**Passage to read**:
⟨
# A different albino what?



## k7gixxerguy (Jan 12, 2012)

I just picked this guy up the other night. It was sold to me as an Albino Eureka Red but I'm thinking from pictures that its an albino Ruby Red. I'm really trying to figure this out as I am deciding what Jake or if I should put another in my 125 if this one is truly a Eureka.


----------



## nmcichlid-aholic (Mar 23, 2011)

The Fins Certainly Don't Look Like A Jacobfreibergi Type, So Probably Not A Eureka. I Couldn't Say For Sure That It's A Rubescens Either, Though. You'd Probably Be Alright To Add A Jake, But As With All Additions To An All-Male Tank, Be Prepared To Make The Necessary Adjustments Should Things Not Work Out.


----------



## noki (Jun 13, 2003)

Probably a hybrid that is not even a pure Aulonocara. I don't see any reason to call him a Jacobfreibergi, thou who knows what is in the mix.


----------



## Chester B (Dec 28, 2012)

I agree, and think all you can really say about this fish is that its an albino Aulonocara.


----------



## k7gixxerguy (Jan 12, 2012)

Well, in that case I am glad that am doing an all male tank. I think its a very good looking fish for an Albino.


----------



## Bowfront (Jun 3, 2013)

Fire fish or Dragonsblood Peacock.

http://www.lakemalawicichlids.co.uk/php ... =17&t=2716

.


----------



## nmcichlid-aholic (Mar 23, 2011)

Bowfront said:


> Fire fish or Dragonsblood Peacock.
> 
> http://www.lakemalawicichlids.co.uk/php ... =17&t=2716
> 
> .


Nope, it's clearly an albino, which firefish are not.


----------



## Bowfront (Jun 3, 2013)

nmcichlid-aholic said:


> Bowfront said:
> 
> 
> > Fire fish or Dragonsblood Peacock.
> ...
⟩
**Provided data**:
⟨
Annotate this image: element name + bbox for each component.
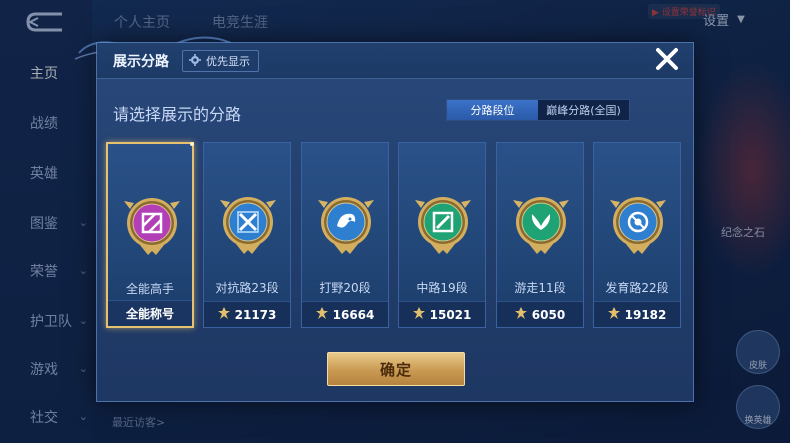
⟩
**Goals**:
• a. Name every distinct username that posts in the forum thread about the albino fish.
• b. In the forum thread about the albino fish, what was the fish sold as?
• c. Pick up the forum thread about the albino fish at its last line and write the next part.

**Expected results**:
• a. k7gixxerguy, nmcichlid-aholic, noki, Chester B, Bowfront

• b. An Albino Eureka Red.

• c.
Firefish or Dragonsblood cichlid can come in albino form as well. Google it.

.


----------



## k7gixxerguy (Jan 12, 2012)

If it helps at all, although I doubt that it will as there are so many speculations as to exactly what hybridizations made the dragonblood or firefish as well as albinos obvious color similarities, this fish does have a little bit of a blue cast over it and this is under two 4100s, a 6700k, and a 10K. Of course one would think that this was just a reflection of the 10k bulb but I noticed it in its fins and whatnot at the store which is a very poorly lit mom n pop establishement that had only normal incandescents every once in a while in it. Strangely enough they pride on not having hybrids as a norm, rarely getting ob peacocks in unless requested and I have never seen a dragonsblood there for the last two years, unless of course this is what my albino is. I am very new to peacocks and haps though and am just trying to keep my chances of tankmates working as high as possible by trying to identify anything questionable.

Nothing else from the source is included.